» **Problem requirements**:
Find and copy every line in the records that includes the string "indispensables".

» **Data for processing**:
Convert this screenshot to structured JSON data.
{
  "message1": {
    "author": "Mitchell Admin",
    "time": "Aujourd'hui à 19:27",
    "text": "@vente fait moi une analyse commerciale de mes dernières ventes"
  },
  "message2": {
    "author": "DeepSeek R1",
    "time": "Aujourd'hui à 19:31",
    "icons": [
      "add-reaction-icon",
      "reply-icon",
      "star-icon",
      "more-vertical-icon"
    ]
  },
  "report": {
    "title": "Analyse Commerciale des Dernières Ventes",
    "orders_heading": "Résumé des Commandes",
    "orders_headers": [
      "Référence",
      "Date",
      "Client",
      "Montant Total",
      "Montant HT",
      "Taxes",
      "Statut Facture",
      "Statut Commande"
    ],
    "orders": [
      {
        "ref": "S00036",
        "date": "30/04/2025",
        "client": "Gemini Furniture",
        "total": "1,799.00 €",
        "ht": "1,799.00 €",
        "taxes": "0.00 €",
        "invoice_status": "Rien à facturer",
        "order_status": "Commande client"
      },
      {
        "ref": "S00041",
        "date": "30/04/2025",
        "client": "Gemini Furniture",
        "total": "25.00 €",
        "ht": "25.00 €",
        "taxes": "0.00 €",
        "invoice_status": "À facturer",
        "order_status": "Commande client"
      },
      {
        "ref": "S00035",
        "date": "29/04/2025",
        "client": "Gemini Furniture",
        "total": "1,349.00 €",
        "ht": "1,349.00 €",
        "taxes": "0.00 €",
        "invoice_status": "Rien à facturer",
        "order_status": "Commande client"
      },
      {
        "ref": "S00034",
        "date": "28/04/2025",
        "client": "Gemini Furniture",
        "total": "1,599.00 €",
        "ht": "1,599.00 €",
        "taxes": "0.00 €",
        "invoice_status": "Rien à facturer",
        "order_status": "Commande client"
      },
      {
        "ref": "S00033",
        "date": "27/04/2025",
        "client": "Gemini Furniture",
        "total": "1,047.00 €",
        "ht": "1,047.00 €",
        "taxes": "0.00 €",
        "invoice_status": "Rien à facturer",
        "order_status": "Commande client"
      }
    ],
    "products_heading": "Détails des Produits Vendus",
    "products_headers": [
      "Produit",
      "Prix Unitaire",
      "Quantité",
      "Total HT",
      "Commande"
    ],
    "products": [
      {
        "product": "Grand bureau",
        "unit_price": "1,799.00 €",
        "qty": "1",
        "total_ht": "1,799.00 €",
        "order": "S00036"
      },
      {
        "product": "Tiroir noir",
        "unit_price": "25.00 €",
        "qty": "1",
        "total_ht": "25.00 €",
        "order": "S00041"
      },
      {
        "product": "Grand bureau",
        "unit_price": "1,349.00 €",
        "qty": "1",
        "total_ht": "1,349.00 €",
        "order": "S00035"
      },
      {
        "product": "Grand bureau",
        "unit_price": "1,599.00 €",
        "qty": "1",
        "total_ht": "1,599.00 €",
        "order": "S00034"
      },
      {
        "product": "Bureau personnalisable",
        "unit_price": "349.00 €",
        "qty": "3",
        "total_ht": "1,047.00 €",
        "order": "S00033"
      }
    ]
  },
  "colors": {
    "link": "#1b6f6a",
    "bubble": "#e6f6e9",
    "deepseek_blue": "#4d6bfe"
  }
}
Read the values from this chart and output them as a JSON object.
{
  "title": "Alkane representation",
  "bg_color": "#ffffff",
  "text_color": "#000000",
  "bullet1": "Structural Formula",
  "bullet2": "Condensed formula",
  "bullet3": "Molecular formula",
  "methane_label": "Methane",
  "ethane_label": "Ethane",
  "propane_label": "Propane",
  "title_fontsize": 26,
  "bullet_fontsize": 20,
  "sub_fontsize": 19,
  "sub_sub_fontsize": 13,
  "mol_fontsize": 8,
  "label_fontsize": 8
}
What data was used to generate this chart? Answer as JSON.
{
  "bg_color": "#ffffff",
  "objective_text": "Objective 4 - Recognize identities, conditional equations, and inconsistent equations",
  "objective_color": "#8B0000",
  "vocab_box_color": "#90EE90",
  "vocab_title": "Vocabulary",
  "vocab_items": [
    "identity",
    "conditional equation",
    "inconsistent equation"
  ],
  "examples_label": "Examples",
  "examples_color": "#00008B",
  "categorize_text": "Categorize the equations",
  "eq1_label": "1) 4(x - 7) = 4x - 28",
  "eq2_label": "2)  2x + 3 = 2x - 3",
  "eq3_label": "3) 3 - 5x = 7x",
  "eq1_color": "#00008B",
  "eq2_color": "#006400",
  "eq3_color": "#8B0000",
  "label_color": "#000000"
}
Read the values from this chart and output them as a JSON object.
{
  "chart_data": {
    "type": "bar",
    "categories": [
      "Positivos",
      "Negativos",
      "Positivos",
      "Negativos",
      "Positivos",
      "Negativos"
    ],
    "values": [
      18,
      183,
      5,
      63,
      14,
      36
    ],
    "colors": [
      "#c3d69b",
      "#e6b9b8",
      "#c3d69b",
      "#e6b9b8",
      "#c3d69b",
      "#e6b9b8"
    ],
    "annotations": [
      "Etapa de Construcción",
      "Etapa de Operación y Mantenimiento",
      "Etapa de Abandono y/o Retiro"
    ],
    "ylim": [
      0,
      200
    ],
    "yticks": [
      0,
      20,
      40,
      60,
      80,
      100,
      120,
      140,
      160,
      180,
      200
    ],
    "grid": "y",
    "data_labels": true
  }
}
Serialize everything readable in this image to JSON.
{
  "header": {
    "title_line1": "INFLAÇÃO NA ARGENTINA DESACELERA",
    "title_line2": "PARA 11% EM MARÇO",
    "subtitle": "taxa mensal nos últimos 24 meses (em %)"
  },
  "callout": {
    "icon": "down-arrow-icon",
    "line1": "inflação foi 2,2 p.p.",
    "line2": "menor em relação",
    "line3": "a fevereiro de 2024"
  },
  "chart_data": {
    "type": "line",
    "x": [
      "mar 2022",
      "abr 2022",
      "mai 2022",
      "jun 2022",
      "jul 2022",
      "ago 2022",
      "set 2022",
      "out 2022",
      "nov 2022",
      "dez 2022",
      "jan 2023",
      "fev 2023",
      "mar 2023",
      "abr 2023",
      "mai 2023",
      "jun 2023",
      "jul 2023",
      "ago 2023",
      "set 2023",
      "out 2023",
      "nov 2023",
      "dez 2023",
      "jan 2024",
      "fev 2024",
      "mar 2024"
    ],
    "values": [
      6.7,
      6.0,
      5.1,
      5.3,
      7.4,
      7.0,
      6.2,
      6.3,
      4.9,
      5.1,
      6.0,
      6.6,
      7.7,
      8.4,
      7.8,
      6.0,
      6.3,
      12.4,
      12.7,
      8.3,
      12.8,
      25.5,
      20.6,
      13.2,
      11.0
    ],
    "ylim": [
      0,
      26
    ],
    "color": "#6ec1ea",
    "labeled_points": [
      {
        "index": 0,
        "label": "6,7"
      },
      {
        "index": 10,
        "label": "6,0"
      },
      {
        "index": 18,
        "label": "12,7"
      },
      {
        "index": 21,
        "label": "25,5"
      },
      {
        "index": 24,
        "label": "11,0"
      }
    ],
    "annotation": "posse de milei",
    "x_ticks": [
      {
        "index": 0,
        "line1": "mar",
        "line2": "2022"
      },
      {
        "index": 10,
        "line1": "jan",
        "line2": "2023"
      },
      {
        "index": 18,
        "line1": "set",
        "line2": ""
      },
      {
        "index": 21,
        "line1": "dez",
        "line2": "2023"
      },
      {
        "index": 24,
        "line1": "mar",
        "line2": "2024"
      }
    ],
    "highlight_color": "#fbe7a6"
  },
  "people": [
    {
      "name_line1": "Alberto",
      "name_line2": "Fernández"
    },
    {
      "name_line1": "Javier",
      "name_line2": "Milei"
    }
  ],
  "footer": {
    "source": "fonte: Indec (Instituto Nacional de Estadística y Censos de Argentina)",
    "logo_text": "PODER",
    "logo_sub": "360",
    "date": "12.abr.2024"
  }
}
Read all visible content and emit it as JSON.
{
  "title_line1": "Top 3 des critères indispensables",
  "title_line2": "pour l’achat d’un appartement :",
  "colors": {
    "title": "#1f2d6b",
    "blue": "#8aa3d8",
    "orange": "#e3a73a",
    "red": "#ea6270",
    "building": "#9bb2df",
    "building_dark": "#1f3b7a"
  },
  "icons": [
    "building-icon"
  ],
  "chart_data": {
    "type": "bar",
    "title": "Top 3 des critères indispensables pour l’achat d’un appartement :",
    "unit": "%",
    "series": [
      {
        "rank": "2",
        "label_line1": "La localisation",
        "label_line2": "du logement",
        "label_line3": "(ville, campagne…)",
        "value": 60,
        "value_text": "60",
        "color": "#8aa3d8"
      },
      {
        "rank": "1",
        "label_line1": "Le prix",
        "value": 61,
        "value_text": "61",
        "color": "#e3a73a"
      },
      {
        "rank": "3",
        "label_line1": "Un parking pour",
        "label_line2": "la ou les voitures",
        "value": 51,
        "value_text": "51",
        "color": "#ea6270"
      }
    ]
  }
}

» **Exercise response**:
  "title_line1": "Top 3 des critères indispensables",
    "title": "Top 3 des critères indispensables pour l’achat d’un appartement :",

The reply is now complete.